Copy out each line containing "type" from the entries below.
>> START
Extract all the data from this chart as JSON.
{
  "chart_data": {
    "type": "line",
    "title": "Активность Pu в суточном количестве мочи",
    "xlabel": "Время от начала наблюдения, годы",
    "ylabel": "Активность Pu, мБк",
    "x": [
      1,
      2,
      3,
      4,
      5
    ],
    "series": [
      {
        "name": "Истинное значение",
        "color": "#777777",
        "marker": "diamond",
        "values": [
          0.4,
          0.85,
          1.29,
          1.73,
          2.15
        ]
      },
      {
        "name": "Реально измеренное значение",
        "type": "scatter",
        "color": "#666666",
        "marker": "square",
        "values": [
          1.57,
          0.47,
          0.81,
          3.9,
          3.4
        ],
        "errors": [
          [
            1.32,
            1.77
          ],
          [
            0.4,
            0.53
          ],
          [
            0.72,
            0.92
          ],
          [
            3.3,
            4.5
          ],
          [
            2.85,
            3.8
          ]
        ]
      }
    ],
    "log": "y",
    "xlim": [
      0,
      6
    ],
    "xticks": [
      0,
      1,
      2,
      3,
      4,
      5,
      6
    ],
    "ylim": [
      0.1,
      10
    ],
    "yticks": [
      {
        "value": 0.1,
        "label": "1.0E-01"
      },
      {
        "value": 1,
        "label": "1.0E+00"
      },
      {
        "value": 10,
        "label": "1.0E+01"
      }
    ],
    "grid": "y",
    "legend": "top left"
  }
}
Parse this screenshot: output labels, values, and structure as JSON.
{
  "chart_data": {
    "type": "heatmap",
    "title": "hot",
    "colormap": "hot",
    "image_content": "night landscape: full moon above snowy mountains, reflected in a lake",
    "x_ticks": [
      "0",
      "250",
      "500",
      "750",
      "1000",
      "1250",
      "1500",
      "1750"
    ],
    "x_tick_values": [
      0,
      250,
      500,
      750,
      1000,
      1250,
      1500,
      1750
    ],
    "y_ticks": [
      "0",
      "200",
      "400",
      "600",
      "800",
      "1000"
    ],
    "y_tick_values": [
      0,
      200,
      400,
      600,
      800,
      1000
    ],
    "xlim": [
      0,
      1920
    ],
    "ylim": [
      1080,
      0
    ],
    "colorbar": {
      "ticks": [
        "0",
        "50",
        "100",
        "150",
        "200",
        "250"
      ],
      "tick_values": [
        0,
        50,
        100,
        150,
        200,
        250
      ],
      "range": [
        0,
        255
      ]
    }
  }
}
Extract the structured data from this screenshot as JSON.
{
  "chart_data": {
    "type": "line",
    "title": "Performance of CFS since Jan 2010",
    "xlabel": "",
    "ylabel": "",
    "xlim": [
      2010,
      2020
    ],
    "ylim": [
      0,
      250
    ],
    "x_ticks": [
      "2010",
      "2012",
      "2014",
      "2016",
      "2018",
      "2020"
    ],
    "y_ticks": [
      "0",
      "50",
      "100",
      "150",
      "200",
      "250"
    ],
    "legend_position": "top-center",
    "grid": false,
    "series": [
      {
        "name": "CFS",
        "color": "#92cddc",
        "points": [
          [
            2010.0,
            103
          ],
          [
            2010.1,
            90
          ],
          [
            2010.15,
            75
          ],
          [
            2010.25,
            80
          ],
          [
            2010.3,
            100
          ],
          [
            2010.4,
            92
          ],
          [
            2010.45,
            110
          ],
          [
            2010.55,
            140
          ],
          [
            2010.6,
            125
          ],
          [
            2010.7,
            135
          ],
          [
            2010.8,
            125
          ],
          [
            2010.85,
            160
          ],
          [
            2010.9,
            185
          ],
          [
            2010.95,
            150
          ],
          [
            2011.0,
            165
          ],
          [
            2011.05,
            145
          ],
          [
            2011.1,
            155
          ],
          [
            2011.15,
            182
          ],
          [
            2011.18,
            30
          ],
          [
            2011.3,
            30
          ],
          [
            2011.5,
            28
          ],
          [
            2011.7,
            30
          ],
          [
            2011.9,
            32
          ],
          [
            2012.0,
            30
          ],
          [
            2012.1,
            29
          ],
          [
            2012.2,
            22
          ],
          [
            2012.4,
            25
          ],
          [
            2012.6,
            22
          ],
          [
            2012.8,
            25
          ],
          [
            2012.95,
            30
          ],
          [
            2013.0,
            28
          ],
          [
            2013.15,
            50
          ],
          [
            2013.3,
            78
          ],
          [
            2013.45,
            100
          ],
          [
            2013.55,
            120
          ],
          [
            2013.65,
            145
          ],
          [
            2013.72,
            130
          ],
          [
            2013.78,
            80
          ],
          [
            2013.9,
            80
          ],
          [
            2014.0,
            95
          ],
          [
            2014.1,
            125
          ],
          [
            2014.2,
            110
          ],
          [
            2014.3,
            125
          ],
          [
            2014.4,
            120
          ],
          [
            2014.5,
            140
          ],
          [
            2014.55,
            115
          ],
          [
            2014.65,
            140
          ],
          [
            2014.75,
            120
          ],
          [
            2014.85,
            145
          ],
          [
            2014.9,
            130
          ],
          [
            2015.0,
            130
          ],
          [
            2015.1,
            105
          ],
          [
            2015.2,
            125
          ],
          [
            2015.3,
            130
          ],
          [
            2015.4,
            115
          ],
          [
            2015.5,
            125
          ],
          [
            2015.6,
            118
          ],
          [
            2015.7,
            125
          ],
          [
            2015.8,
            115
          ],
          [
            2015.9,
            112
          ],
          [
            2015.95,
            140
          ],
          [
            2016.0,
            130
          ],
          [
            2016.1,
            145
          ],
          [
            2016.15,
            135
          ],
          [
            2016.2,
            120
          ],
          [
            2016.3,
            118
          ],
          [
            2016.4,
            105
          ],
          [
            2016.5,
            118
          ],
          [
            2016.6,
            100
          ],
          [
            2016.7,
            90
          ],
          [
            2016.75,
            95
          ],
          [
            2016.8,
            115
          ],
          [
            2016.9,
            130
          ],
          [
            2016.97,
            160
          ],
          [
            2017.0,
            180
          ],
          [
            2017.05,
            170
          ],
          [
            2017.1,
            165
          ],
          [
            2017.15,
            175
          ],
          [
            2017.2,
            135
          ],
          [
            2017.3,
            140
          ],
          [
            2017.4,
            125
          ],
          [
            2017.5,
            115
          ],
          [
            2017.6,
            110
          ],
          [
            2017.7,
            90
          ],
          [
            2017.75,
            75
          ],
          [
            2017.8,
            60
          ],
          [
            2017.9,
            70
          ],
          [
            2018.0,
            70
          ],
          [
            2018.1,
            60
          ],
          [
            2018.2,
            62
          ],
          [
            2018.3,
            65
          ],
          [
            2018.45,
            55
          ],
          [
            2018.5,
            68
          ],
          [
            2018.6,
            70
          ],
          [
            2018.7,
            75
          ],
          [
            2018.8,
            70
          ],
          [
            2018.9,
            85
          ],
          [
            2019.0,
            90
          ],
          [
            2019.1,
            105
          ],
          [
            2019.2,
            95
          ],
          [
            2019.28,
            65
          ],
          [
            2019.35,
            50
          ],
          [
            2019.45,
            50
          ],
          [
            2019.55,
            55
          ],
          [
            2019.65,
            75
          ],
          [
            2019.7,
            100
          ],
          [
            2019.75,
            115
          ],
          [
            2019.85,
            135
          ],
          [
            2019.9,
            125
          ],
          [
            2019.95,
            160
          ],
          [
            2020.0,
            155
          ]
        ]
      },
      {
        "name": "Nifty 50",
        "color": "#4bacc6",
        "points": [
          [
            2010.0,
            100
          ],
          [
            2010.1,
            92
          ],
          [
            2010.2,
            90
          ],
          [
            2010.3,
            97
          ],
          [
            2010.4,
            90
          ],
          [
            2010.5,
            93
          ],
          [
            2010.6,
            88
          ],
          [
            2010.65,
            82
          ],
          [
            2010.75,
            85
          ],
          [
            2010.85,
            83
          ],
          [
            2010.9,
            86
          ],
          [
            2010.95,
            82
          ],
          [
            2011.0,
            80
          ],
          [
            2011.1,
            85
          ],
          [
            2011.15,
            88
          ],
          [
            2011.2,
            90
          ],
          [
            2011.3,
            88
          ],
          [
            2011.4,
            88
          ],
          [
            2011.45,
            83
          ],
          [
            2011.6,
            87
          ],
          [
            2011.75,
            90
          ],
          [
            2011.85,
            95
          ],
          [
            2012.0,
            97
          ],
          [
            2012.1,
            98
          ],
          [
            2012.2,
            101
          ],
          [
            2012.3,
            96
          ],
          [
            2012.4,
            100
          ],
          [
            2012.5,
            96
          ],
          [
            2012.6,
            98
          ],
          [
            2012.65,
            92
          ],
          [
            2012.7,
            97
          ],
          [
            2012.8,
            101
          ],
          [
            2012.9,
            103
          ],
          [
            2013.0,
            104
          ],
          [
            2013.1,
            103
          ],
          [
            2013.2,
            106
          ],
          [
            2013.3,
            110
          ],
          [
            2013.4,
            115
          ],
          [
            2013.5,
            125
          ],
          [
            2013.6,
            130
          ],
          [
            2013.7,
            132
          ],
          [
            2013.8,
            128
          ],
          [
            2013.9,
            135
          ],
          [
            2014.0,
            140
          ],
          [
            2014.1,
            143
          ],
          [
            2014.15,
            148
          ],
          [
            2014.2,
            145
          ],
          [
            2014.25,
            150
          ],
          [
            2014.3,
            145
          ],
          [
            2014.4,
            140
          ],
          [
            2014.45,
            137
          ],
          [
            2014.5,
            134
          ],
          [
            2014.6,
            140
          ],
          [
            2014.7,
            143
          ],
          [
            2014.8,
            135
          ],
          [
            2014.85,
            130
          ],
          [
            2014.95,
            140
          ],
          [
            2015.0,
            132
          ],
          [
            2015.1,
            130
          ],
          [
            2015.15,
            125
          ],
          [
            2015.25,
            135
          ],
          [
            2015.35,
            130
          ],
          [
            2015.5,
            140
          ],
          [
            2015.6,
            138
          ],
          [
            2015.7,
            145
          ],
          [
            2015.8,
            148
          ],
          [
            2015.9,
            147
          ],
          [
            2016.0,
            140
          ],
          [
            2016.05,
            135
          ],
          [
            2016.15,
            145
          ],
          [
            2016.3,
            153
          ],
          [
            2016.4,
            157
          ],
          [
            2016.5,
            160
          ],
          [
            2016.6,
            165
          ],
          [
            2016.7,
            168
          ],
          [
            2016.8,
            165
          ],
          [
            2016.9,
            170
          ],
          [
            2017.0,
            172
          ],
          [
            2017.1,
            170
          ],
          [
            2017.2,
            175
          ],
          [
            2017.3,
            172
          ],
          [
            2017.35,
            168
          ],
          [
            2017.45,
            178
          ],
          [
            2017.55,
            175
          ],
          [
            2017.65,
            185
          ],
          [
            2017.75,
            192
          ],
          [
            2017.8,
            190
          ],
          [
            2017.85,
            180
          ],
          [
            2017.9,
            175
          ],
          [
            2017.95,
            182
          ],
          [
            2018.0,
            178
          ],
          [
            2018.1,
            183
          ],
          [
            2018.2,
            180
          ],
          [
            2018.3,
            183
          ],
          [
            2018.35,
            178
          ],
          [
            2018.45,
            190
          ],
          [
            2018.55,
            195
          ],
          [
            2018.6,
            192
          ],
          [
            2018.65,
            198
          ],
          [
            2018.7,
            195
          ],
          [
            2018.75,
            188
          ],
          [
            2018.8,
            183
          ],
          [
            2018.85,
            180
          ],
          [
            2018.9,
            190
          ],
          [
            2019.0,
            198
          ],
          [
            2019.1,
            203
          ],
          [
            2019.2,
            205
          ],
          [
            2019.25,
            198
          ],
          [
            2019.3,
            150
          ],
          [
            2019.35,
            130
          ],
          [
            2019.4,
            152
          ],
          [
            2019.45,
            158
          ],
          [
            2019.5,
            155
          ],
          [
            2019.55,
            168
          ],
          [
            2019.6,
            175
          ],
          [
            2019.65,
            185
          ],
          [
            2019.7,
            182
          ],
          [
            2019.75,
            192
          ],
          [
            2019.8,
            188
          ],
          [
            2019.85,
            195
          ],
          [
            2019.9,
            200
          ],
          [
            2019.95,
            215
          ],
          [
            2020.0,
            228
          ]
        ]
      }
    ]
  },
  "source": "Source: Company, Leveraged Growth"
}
>> END
**SOLUTION TO THIS PROBLEM**
    "type": "line",
        "type": "scatter",
    "type": "heatmap",
    "type": "line",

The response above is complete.